#### Exercise brief:
Reproduce the listing verbatim.

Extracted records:

>>

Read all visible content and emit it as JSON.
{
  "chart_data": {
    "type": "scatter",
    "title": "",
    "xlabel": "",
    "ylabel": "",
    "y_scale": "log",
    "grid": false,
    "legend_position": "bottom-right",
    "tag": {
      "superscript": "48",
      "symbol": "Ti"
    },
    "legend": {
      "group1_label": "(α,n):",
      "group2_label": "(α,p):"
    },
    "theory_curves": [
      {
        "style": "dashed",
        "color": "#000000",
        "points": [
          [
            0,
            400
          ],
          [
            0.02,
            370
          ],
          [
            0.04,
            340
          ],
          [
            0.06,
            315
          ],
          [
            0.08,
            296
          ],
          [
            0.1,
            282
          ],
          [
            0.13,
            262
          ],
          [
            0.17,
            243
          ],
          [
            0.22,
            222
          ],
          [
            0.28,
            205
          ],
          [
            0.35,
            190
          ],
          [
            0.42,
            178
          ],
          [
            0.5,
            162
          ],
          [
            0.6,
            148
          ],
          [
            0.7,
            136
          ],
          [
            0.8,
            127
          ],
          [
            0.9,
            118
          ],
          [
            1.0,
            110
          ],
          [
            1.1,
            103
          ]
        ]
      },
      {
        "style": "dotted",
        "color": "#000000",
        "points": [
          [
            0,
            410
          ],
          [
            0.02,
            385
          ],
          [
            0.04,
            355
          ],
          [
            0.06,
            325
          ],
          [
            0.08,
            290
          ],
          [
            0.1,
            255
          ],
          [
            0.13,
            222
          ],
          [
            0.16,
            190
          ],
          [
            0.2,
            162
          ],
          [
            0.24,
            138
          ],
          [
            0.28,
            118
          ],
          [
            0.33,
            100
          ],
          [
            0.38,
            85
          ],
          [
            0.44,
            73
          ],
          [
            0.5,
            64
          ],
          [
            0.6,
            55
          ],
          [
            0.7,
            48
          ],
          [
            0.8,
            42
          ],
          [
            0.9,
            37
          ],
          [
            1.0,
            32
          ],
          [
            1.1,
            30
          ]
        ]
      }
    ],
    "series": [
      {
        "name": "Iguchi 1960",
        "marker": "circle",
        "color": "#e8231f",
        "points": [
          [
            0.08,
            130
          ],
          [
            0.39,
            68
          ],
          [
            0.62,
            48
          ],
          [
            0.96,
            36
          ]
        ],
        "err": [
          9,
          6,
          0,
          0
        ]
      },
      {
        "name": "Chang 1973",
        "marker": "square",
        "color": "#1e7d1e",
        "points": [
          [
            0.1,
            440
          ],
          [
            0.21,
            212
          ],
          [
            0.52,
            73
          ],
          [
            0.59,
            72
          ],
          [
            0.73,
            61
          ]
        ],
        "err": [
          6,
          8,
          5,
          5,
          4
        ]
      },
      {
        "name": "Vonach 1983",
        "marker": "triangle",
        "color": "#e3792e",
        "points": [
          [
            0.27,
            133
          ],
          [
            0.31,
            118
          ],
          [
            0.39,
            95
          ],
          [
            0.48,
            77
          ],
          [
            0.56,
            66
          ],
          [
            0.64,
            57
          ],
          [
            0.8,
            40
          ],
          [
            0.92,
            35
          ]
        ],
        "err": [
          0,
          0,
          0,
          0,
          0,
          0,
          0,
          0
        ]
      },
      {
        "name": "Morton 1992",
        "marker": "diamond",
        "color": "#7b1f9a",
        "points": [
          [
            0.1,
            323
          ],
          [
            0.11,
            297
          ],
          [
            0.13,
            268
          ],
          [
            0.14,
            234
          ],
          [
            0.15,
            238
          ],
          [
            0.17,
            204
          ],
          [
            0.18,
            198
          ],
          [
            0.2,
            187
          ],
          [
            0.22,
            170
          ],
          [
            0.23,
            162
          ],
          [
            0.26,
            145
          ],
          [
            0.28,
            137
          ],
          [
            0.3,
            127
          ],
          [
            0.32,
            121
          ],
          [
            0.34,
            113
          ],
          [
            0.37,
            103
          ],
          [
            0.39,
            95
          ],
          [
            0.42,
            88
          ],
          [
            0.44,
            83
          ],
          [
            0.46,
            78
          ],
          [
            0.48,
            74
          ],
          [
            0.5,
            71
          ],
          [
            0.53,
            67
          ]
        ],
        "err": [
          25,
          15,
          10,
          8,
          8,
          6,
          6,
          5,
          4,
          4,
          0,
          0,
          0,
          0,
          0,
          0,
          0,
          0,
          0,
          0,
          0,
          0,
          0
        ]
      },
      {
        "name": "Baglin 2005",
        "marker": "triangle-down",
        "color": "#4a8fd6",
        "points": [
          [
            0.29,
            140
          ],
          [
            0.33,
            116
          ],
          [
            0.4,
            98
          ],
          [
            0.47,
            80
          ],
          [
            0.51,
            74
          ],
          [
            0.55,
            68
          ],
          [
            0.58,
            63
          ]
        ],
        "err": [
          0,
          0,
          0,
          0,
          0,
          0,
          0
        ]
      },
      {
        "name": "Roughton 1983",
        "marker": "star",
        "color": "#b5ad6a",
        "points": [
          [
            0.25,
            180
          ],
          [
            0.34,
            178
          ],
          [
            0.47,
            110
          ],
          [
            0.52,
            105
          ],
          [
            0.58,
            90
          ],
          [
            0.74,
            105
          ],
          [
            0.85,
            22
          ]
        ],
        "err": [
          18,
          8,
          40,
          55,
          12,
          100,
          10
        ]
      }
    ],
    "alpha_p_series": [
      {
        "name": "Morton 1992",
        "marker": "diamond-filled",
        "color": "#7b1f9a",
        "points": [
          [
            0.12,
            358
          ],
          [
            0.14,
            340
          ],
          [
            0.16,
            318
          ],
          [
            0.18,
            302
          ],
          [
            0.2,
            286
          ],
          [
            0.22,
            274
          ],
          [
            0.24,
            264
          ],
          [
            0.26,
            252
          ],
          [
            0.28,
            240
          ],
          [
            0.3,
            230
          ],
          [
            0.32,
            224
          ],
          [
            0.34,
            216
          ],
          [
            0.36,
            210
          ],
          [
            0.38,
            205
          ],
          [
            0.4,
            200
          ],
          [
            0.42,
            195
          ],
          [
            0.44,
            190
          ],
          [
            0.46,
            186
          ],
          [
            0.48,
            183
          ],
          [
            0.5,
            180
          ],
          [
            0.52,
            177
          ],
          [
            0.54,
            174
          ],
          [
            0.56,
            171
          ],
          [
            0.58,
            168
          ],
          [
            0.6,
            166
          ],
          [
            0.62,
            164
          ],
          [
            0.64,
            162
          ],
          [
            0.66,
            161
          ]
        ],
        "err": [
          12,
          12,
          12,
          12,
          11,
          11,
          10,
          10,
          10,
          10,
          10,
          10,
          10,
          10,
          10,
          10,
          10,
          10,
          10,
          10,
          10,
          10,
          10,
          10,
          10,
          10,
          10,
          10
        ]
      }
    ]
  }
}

<<

#### Output:
Read all visible content and emit it as JSON.
{
  "chart_data": {
    "type": "scatter",
    "title": "",
    "xlabel": "",
    "ylabel": "",
    "y_scale": "log",
    "grid": false,
    "legend_position": "bottom-right",
    "tag": {
      "superscript": "48",
      "symbol": "Ti"
    },
    "legend": {
      "group1_label": "(α,n):",
      "group2_label": "(α,p):"
    },
    "theory_curves": [
      {
        "style": "dashed",
        "color": "#000000",
        "points": [
          [
            0,
            400
          ],
          [
            0.02,
            370
          ],
          [
            0.04,
            340
          ],
          [
            0.06,
            315
          ],
          [
            0.08,
            296
          ],
          [
            0.1,
            282
          ],
          [
            0.13,
            262
          ],
          [
            0.17,
            243
          ],
          [
            0.22,
            222
          ],
          [
            0.28,
            205
          ],
          [
            0.35,
            190
          ],
          [
            0.42,
            178
          ],
          [
            0.5,
            162
          ],
          [
            0.6,
            148
          ],
          [
            0.7,
            136
          ],
          [
            0.8,
            127
          ],
          [
            0.9,
            118
          ],
          [
            1.0,
            110
          ],
          [
            1.1,
            103
          ]
        ]
      },
      {
        "style": "dotted",
        "color": "#000000",
        "points": [
          [
            0,
            410
          ],
          [
            0.02,
            385
          ],
          [
            0.04,
            355
          ],
          [
            0.06,
            325
          ],
          [
            0.08,
            290
          ],
          [
            0.1,
            255
          ],
          [
            0.13,
            222
          ],
          [
            0.16,
            190
          ],
          [
            0.2,
            162
          ],
          [
            0.24,
            138
          ],
          [
            0.28,
            118
          ],
          [
            0.33,
            100
          ],
          [
            0.38,
            85
          ],
          [
            0.44,
            73
          ],
          [
            0.5,
            64
          ],
          [
            0.6,
            55
          ],
          [
            0.7,
            48
          ],
          [
            0.8,
            42
          ],
          [
            0.9,
            37
          ],
          [
            1.0,
            32
          ],
          [
            1.1,
            30
          ]
        ]
      }
    ],
    "series": [
      {
        "name": "Iguchi 1960",
        "marker": "circle",
        "color": "#e8231f",
        "points": [
          [
            0.08,
            130
          ],
          [
            0.39,
            68
          ],
          [
            0.62,
            48
          ],
          [
            0.96,
            36
          ]
        ],
        "err": [
          9,
          6,
          0,
          0
        ]
      },
      {
        "name": "Chang 1973",
        "marker": "square",
        "color": "#1e7d1e",
        "points": [
          [
            0.1,
            440
          ],
          [
            0.21,
            212
          ],
          [
            0.52,
            73
          ],
          [
            0.59,
            72
          ],
          [
            0.73,
            61
          ]
        ],
        "err": [
          6,
          8,
          5,
          5,
          4
        ]
      },
      {
        "name": "Vonach 1983",
        "marker": "triangle",
        "color": "#e3792e",
        "points": [
          [
            0.27,
            133
          ],
          [
            0.31,
            118
          ],
          [
            0.39,
            95
          ],
          [
            0.48,
            77
          ],
          [
            0.56,
            66
          ],
          [
            0.64,
            57
          ],
          [
            0.8,
            40
          ],
          [
            0.92,
            35
          ]
        ],
        "err": [
          0,
          0,
          0,
          0,
          0,
          0,
          0,
          0
        ]
      },
      {
        "name": "Morton 1992",
        "marker": "diamond",
        "color": "#7b1f9a",
        "points": [
          [
            0.1,
            323
          ],
          [
            0.11,
            297
          ],
          [
            0.13,
            268
          ],
          [
            0.14,
            234
          ],
          [
            0.15,
            238
          ],
          [
            0.17,
            204
          ],
          [
            0.18,
            198
          ],
          [
            0.2,
            187
          ],
          [
            0.22,
            170
          ],
          [
            0.23,
            162
          ],
          [
            0.26,
            145
          ],
          [
            0.28,
            137
          ],
          [
            0.3,
            127
          ],
          [
            0.32,
            121
          ],
          [
            0.34,
            113
          ],
          [
            0.37,
            103
          ],
          [
            0.39,
            95
          ],
          [
            0.42,
            88
          ],
          [
            0.44,
            83
          ],
          [
            0.46,
            78
          ],
          [
            0.48,
            74
          ],
          [
            0.5,
            71
          ],
          [
            0.53,
            67
          ]
        ],
        "err": [
          25,
          15,
          10,
          8,
          8,
          6,
          6,
          5,
          4,
          4,
          0,
          0,
          0,
          0,
          0,
          0,
          0,
          0,
          0,
          0,
          0,
          0,
          0
        ]
      },
      {
        "name": "Baglin 2005",
        "marker": "triangle-down",
        "color": "#4a8fd6",
        "points": [
          [
            0.29,
            140
          ],
          [
            0.33,
            116
          ],
          [
            0.4,
            98
          ],
          [
            0.47,
            80
          ],
          [
            0.51,
            74
          ],
          [
            0.55,
            68
          ],
          [
            0.58,
            63
          ]
        ],
        "err": [
          0,
          0,
          0,
          0,
          0,
          0,
          0
        ]
      },
      {
        "name": "Roughton 1983",
        "marker": "star",
        "color": "#b5ad6a",
        "points": [
          [
            0.25,
            180
          ],
          [
            0.34,
            178
          ],
          [
            0.47,
            110
          ],
          [
            0.52,
            105
          ],
          [
            0.58,
            90
          ],
          [
            0.74,
            105
          ],
          [
            0.85,
            22
          ]
        ],
        "err": [
          18,
          8,
          40,
          55,
          12,
          100,
          10
        ]
      }
    ],
    "alpha_p_series": [
      {
        "name": "Morton 1992",
        "marker": "diamond-filled",
        "color": "#7b1f9a",
        "points": [
          [
            0.12,
            358
          ],
          [
            0.14,
            340
          ],
          [
            0.16,
            318
          ],
          [
            0.18,
            302
          ],
          [
            0.2,
            286
          ],
          [
            0.22,
            274
          ],
          [
            0.24,
            264
          ],
          [
            0.26,
            252
          ],
          [
            0.28,
            240
          ],
          [
            0.3,
            230
          ],
          [
            0.32,
            224
          ],
          [
            0.34,
            216
          ],
          [
            0.36,
            210
          ],
          [
            0.38,
            205
          ],
          [
            0.4,
            200
          ],
          [
            0.42,
            195
          ],
          [
            0.44,
            190
          ],
          [
            0.46,
            186
          ],
          [
            0.48,
            183
          ],
          [
            0.5,
            180
          ],
          [
            0.52,
            177
          ],
          [
            0.54,
            174
          ],
          [
            0.56,
            171
          ],
          [
            0.58,
            168
          ],
          [
            0.6,
            166
          ],
          [
            0.62,
            164
          ],
          [
            0.64,
            162
          ],
          [
            0.66,
            161
          ]
        ],
        "err": [
          12,
          12,
          12,
          12,
          11,
          11,
          10,
          10,
          10,
          10,
          10,
          10,
          10,
          10,
          10,
          10,
          10,
          10,
          10,
          10,
          10,
          10,
          10,
          10,
          10,
          10,
          10,
          10
        ]
      }
    ]
  }
}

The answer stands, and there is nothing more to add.